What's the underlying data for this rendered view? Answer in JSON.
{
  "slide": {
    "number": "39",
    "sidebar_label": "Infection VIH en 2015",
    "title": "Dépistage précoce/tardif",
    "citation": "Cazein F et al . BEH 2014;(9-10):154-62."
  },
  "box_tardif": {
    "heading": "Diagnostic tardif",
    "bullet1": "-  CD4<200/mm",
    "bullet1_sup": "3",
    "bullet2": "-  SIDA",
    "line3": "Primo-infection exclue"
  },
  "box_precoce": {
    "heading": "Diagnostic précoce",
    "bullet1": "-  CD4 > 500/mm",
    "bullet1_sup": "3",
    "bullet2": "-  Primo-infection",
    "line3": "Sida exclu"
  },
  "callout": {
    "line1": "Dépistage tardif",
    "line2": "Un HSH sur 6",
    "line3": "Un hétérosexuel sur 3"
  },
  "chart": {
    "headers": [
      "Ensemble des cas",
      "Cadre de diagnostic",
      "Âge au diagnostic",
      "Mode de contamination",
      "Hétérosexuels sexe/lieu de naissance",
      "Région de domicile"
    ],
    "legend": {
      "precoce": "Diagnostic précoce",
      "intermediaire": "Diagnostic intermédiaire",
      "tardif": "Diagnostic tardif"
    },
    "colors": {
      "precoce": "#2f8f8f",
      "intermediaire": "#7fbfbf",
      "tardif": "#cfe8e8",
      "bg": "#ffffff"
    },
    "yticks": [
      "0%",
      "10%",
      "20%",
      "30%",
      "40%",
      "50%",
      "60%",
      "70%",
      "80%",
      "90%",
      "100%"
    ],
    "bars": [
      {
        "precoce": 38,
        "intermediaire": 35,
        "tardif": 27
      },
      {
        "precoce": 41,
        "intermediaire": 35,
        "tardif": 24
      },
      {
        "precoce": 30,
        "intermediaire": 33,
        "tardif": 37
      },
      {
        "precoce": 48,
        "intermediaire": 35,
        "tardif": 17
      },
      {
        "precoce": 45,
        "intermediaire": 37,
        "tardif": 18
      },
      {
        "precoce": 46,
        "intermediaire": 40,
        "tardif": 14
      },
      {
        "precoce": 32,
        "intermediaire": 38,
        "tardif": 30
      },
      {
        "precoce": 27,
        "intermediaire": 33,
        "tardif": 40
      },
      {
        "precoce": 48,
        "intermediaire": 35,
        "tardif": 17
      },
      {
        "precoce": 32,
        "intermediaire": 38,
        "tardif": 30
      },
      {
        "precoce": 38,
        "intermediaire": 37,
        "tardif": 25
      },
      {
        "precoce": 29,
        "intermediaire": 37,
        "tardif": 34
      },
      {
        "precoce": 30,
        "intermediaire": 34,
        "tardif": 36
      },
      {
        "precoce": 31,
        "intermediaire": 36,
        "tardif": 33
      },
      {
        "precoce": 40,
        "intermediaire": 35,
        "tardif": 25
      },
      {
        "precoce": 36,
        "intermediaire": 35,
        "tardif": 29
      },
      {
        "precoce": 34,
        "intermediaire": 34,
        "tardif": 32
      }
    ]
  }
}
---------------
** DIRECTION **
Gather all lines of the records that include the word "précoce".

** CORRECT ANSWER **
    "title": "Dépistage précoce/tardif",
    "heading": "Diagnostic précoce",
      "precoce": "Diagnostic précoce",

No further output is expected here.